What this task involves:
Please return the full listing below without altering anything.

Provided data:
****
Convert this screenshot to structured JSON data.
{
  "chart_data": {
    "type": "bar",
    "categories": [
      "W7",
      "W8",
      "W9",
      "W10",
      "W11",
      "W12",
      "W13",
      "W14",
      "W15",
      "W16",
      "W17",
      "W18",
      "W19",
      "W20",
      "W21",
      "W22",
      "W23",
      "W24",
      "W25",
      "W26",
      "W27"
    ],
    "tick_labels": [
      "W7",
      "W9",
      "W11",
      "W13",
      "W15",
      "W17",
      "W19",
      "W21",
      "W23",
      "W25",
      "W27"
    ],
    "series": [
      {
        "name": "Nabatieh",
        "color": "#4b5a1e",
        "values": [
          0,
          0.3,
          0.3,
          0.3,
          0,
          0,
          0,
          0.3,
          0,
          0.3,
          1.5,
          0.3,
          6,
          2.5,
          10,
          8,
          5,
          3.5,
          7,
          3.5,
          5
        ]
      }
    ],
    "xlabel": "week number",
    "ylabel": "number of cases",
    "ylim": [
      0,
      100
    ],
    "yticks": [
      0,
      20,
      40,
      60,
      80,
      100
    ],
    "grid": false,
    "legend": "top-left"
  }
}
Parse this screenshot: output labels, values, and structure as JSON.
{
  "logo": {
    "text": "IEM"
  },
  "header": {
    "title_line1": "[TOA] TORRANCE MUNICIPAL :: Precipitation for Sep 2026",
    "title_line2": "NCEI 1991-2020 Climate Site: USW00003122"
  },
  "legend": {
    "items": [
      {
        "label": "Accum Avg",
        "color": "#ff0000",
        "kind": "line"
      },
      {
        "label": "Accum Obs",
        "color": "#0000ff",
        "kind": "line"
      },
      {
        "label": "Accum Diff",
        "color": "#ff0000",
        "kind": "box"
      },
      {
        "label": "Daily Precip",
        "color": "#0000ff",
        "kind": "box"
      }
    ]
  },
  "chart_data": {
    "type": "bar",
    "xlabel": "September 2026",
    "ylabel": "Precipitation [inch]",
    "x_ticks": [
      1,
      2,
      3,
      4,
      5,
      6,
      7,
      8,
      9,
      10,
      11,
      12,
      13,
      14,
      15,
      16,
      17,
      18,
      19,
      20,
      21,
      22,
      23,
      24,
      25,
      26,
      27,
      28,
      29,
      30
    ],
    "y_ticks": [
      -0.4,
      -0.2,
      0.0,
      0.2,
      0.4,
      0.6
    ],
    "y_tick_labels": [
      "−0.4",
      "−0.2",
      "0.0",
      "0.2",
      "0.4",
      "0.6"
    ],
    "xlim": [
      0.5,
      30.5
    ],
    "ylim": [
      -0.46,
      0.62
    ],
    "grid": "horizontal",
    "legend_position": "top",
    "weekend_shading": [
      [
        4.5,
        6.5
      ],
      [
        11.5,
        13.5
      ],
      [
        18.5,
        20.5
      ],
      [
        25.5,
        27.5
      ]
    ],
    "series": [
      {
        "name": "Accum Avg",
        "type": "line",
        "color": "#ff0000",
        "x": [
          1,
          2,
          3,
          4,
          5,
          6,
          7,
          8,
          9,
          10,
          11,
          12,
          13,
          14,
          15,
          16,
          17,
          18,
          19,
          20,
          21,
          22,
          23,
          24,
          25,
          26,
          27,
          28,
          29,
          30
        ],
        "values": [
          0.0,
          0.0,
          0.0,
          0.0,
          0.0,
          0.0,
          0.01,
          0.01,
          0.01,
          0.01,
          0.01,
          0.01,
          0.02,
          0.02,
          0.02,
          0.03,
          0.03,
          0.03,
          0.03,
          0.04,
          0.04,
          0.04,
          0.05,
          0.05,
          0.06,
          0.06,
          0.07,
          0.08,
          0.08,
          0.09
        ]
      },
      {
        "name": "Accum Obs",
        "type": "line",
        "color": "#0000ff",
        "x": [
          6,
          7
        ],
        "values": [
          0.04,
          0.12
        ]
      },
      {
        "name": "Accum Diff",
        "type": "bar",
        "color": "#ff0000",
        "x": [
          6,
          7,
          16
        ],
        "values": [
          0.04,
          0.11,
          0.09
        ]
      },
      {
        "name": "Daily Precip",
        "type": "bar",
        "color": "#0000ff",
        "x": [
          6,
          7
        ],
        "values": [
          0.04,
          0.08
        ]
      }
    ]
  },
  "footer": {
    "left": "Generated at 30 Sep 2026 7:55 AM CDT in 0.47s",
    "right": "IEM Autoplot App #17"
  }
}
****
Answer to the problem:
Convert this screenshot to structured JSON data.
{
  "chart_data": {
    "type": "bar",
    "categories": [
      "W7",
      "W8",
      "W9",
      "W10",
      "W11",
      "W12",
      "W13",
      "W14",
      "W15",
      "W16",
      "W17",
      "W18",
      "W19",
      "W20",
      "W21",
      "W22",
      "W23",
      "W24",
      "W25",
      "W26",
      "W27"
    ],
    "tick_labels": [
      "W7",
      "W9",
      "W11",
      "W13",
      "W15",
      "W17",
      "W19",
      "W21",
      "W23",
      "W25",
      "W27"
    ],
    "series": [
      {
        "name": "Nabatieh",
        "color": "#4b5a1e",
        "values": [
          0,
          0.3,
          0.3,
          0.3,
          0,
          0,
          0,
          0.3,
          0,
          0.3,
          1.5,
          0.3,
          6,
          2.5,
          10,
          8,
          5,
          3.5,
          7,
          3.5,
          5
        ]
      }
    ],
    "xlabel": "week number",
    "ylabel": "number of cases",
    "ylim": [
      0,
      100
    ],
    "yticks": [
      0,
      20,
      40,
      60,
      80,
      100
    ],
    "grid": false,
    "legend": "top-left"
  }
}
Parse this screenshot: output labels, values, and structure as JSON.
{
  "logo": {
    "text": "IEM"
  },
  "header": {
    "title_line1": "[TOA] TORRANCE MUNICIPAL :: Precipitation for Sep 2026",
    "title_line2": "NCEI 1991-2020 Climate Site: USW00003122"
  },
  "legend": {
    "items": [
      {
        "label": "Accum Avg",
        "color": "#ff0000",
        "kind": "line"
      },
      {
        "label": "Accum Obs",
        "color": "#0000ff",
        "kind": "line"
      },
      {
        "label": "Accum Diff",
        "color": "#ff0000",
        "kind": "box"
      },
      {
        "label": "Daily Precip",
        "color": "#0000ff",
        "kind": "box"
      }
    ]
  },
  "chart_data": {
    "type": "bar",
    "xlabel": "September 2026",
    "ylabel": "Precipitation [inch]",
    "x_ticks": [
      1,
      2,
      3,
      4,
      5,
      6,
      7,
      8,
      9,
      10,
      11,
      12,
      13,
      14,
      15,
      16,
      17,
      18,
      19,
      20,
      21,
      22,
      23,
      24,
      25,
      26,
      27,
      28,
      29,
      30
    ],
    "y_ticks": [
      -0.4,
      -0.2,
      0.0,
      0.2,
      0.4,
      0.6
    ],
    "y_tick_labels": [
      "−0.4",
      "−0.2",
      "0.0",
      "0.2",
      "0.4",
      "0.6"
    ],
    "xlim": [
      0.5,
      30.5
    ],
    "ylim": [
      -0.46,
      0.62
    ],
    "grid": "horizontal",
    "legend_position": "top",
    "weekend_shading": [
      [
        4.5,
        6.5
      ],
      [
        11.5,
        13.5
      ],
      [
        18.5,
        20.5
      ],
      [
        25.5,
        27.5
      ]
    ],
    "series": [
      {
        "name": "Accum Avg",
        "type": "line",
        "color": "#ff0000",
        "x": [
          1,
          2,
          3,
          4,
          5,
          6,
          7,
          8,
          9,
          10,
          11,
          12,
          13,
          14,
          15,
          16,
          17,
          18,
          19,
          20,
          21,
          22,
          23,
          24,
          25,
          26,
          27,
          28,
          29,
          30
        ],
        "values": [
          0.0,
          0.0,
          0.0,
          0.0,
          0.0,
          0.0,
          0.01,
          0.01,
          0.01,
          0.01,
          0.01,
          0.01,
          0.02,
          0.02,
          0.02,
          0.03,
          0.03,
          0.03,
          0.03,
          0.04,
          0.04,
          0.04,
          0.05,
          0.05,
          0.06,
          0.06,
          0.07,
          0.08,
          0.08,
          0.09
        ]
      },
      {
        "name": "Accum Obs",
        "type": "line",
        "color": "#0000ff",
        "x": [
          6,
          7
        ],
        "values": [
          0.04,
          0.12
        ]
      },
      {
        "name": "Accum Diff",
        "type": "bar",
        "color": "#ff0000",
        "x": [
          6,
          7,
          16
        ],
        "values": [
          0.04,
          0.11,
          0.09
        ]
      },
      {
        "name": "Daily Precip",
        "type": "bar",
        "color": "#0000ff",
        "x": [
          6,
          7
        ],
        "values": [
          0.04,
          0.08
        ]
      }
    ]
  },
  "footer": {
    "left": "Generated at 30 Sep 2026 7:55 AM CDT in 0.47s",
    "right": "IEM Autoplot App #17"
  }
}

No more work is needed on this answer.